**Direction:**
In the listing below, locate the lines that hold the string "Collector". Copy those lines.

#### Data supplied ####

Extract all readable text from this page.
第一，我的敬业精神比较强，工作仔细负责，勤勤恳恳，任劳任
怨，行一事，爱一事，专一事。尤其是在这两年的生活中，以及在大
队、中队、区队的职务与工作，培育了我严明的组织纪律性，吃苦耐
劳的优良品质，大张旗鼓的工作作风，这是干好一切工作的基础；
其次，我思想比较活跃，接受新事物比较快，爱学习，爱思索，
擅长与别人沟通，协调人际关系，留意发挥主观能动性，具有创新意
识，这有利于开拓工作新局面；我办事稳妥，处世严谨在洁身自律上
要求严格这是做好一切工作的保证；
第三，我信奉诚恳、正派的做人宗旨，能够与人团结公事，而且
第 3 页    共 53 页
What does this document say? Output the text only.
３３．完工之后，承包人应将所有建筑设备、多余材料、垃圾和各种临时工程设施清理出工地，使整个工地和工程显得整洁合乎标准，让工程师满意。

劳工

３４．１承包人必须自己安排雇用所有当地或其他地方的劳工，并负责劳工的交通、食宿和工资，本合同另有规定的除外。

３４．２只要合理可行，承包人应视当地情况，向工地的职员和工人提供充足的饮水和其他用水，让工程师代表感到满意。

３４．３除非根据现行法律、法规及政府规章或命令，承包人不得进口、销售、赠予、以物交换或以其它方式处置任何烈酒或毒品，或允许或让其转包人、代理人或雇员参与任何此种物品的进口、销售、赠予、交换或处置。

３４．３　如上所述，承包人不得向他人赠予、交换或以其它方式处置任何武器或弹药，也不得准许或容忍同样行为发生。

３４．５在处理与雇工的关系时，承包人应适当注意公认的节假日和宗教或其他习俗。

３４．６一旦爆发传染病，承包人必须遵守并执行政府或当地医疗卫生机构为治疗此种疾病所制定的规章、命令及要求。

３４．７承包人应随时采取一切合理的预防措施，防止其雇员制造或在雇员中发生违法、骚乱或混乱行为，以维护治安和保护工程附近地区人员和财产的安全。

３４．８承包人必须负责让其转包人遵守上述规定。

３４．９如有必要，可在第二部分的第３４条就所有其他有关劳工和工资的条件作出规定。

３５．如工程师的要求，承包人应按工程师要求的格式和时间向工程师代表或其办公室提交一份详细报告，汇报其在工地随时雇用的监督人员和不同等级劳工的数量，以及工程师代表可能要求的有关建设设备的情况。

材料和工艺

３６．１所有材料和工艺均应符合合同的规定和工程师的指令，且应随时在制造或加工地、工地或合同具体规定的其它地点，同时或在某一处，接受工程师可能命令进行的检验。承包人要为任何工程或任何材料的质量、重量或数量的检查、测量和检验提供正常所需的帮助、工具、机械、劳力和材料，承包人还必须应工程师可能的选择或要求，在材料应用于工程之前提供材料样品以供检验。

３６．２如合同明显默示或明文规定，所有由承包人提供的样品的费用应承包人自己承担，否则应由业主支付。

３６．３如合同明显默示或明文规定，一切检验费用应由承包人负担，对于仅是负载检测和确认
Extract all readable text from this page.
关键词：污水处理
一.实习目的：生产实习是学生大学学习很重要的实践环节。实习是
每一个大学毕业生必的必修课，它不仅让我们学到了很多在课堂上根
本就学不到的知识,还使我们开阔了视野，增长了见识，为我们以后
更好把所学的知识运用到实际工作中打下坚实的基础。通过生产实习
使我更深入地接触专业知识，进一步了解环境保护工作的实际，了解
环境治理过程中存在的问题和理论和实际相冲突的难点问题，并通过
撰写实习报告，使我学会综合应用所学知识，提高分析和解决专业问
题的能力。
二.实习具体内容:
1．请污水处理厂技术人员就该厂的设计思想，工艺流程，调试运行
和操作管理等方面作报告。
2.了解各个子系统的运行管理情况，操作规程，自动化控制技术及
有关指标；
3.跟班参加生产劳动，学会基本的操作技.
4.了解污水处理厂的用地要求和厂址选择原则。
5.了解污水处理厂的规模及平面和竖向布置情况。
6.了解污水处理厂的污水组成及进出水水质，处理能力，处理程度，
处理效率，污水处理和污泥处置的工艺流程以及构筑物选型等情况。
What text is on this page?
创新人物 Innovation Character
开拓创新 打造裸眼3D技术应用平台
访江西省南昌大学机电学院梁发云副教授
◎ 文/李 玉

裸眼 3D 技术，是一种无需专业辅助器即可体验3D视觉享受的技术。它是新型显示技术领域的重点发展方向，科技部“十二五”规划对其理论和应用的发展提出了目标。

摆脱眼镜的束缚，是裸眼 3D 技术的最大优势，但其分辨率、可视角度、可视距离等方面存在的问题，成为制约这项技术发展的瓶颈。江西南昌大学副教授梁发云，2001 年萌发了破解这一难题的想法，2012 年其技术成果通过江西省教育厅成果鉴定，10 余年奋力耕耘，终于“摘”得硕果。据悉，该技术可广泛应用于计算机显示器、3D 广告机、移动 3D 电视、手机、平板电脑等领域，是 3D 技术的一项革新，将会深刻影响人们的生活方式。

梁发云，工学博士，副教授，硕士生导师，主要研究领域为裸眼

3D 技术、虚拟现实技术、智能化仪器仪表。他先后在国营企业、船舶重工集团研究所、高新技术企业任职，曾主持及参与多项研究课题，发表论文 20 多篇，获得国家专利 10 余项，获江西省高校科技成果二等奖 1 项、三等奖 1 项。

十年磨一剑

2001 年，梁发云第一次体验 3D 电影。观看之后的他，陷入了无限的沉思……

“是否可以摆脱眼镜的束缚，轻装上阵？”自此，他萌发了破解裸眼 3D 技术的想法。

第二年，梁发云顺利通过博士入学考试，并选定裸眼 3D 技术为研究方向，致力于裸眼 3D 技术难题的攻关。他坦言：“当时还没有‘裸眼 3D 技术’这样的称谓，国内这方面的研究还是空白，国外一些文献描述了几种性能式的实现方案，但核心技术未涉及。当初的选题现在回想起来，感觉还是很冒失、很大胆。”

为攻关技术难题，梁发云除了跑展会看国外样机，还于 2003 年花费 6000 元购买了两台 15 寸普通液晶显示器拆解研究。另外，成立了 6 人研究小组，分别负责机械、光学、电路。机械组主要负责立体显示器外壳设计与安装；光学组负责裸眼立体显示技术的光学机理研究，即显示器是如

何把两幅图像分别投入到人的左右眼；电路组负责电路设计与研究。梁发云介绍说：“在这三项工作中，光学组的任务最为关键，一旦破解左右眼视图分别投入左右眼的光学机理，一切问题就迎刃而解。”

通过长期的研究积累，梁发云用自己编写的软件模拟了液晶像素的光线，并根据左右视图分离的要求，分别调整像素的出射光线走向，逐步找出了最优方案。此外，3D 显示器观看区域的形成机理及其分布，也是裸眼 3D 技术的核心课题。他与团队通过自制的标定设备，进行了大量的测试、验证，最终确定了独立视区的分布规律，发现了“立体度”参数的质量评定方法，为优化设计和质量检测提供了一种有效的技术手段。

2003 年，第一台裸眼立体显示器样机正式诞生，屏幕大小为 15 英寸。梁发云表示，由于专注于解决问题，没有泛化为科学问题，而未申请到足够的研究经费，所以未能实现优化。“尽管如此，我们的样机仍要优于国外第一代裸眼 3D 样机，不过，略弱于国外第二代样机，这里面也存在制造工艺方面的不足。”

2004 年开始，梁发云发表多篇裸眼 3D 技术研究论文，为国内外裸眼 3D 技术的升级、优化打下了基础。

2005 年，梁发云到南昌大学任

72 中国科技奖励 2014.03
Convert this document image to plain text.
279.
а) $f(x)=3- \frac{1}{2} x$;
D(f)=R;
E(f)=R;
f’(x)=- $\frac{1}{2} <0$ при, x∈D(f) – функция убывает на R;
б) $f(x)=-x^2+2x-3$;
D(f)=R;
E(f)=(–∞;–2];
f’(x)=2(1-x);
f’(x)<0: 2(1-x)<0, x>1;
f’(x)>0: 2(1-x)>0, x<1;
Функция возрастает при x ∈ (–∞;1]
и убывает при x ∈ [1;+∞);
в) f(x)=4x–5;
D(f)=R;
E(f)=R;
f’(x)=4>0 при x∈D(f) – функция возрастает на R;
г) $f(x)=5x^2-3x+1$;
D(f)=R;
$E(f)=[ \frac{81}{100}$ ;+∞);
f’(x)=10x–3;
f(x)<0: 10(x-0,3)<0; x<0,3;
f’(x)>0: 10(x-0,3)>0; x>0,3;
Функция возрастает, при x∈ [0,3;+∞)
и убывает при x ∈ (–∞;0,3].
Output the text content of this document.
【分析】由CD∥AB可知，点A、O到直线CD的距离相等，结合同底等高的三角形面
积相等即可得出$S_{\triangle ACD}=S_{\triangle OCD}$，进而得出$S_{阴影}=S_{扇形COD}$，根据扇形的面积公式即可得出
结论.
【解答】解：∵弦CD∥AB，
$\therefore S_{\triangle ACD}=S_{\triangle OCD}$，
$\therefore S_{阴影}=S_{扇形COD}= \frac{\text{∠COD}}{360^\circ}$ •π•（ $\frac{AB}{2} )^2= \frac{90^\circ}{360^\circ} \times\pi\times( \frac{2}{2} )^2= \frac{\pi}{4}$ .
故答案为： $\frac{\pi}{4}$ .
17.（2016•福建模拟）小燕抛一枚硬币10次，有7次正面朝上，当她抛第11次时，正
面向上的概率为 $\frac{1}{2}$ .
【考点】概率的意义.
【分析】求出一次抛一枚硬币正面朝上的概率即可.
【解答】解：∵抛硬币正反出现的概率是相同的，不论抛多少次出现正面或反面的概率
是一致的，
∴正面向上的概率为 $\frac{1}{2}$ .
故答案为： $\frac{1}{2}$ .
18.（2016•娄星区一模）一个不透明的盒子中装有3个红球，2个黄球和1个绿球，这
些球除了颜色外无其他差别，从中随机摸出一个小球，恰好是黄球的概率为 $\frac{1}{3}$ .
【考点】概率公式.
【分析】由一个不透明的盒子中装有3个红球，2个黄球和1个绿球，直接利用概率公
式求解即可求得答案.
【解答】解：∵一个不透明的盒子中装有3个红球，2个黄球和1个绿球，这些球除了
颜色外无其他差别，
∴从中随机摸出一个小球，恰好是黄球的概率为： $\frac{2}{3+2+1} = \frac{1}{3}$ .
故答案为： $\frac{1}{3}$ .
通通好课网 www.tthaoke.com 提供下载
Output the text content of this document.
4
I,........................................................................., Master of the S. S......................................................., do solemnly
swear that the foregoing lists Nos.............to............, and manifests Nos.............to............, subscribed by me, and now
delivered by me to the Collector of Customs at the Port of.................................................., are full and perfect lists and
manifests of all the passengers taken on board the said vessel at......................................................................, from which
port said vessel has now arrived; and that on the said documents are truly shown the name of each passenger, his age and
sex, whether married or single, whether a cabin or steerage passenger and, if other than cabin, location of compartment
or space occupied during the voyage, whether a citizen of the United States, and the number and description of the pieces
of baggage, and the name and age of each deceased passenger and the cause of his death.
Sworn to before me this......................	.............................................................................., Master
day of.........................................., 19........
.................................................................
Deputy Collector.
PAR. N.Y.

####

**Expected output:**
delivered by me to the Collector of Customs at the Port of.................................................., are full and perfect lists and
Deputy Collector.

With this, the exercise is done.